Input records:

(begin)

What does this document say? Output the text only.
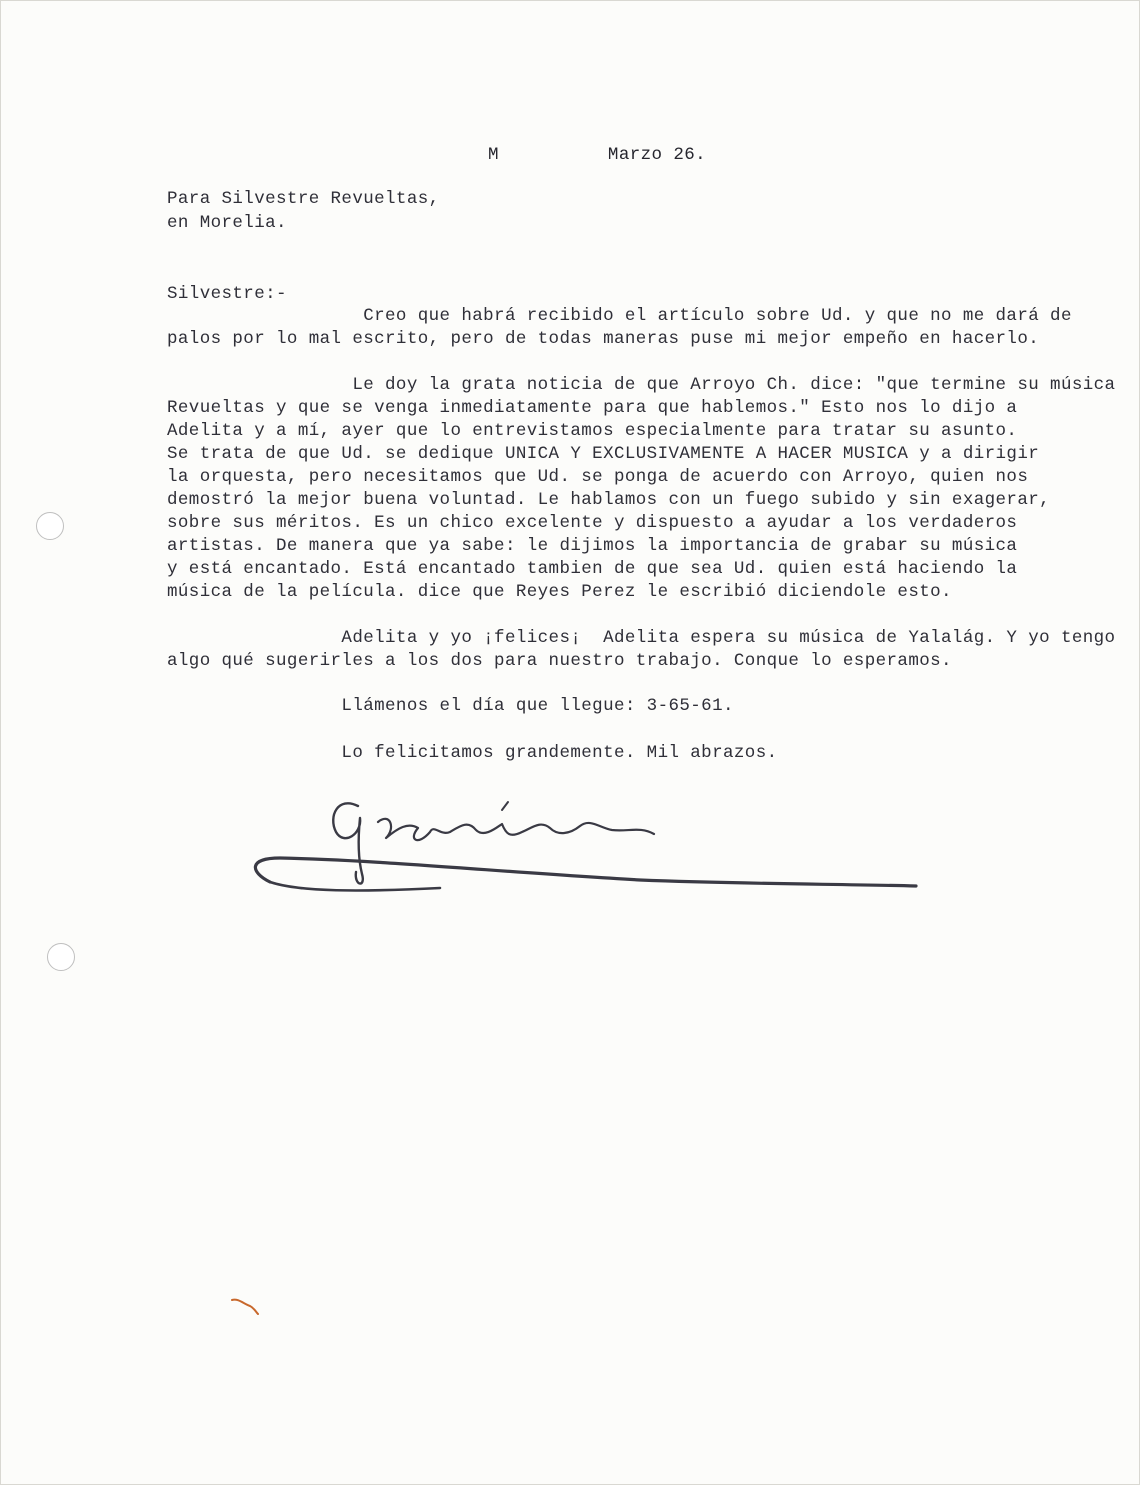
M          Marzo 26.
Para Silvestre Revueltas,
en Morelia.
Silvestre:-
Creo que habrá recibido el artículo sobre Ud. y que no me dará de
palos por lo mal escrito, pero de todas maneras puse mi mejor empeño en hacerlo.
Le doy la grata noticia de que Arroyo Ch. dice: "que termine su música
Revueltas y que se venga inmediatamente para que hablemos." Esto nos lo dijo a
Adelita y a mí, ayer que lo entrevistamos especialmente para tratar su asunto.
Se trata de que Ud. se dedique UNICA Y EXCLUSIVAMENTE A HACER MUSICA y a dirigir
la orquesta, pero necesitamos que Ud. se ponga de acuerdo con Arroyo, quien nos
demostró la mejor buena voluntad. Le hablamos con un fuego subido y sin exagerar,
sobre sus méritos. Es un chico excelente y dispuesto a ayudar a los verdaderos
artistas. De manera que ya sabe: le dijimos la importancia de grabar su música
y está encantado. Está encantado tambien de que sea Ud. quien está haciendo la
música de la película. dice que Reyes Perez le escribió diciendole esto.
Adelita y yo ¡felices¡  Adelita espera su música de Yalalág. Y yo tengo
algo qué sugerirles a los dos para nuestro trabajo. Conque lo esperamos.
Llámenos el día que llegue: 3-65-61.
Lo felicitamos grandemente. Mil abrazos.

(end)

Written exercise: Quote each record exactly as it stands, minus the pictures.

Result for this exercise:
What does this document say? Output the text only.
M          Marzo 26.
Para Silvestre Revueltas,
en Morelia.
Silvestre:-
Creo que habrá recibido el artículo sobre Ud. y que no me dará de
palos por lo mal escrito, pero de todas maneras puse mi mejor empeño en hacerlo.
Le doy la grata noticia de que Arroyo Ch. dice: "que termine su música
Revueltas y que se venga inmediatamente para que hablemos." Esto nos lo dijo a
Adelita y a mí, ayer que lo entrevistamos especialmente para tratar su asunto.
Se trata de que Ud. se dedique UNICA Y EXCLUSIVAMENTE A HACER MUSICA y a dirigir
la orquesta, pero necesitamos que Ud. se ponga de acuerdo con Arroyo, quien nos
demostró la mejor buena voluntad. Le hablamos con un fuego subido y sin exagerar,
sobre sus méritos. Es un chico excelente y dispuesto a ayudar a los verdaderos
artistas. De manera que ya sabe: le dijimos la importancia de grabar su música
y está encantado. Está encantado tambien de que sea Ud. quien está haciendo la
música de la película. dice que Reyes Perez le escribió diciendole esto.
Adelita y yo ¡felices¡  Adelita espera su música de Yalalág. Y yo tengo
algo qué sugerirles a los dos para nuestro trabajo. Conque lo esperamos.
Llámenos el día que llegue: 3-65-61.
Lo felicitamos grandemente. Mil abrazos.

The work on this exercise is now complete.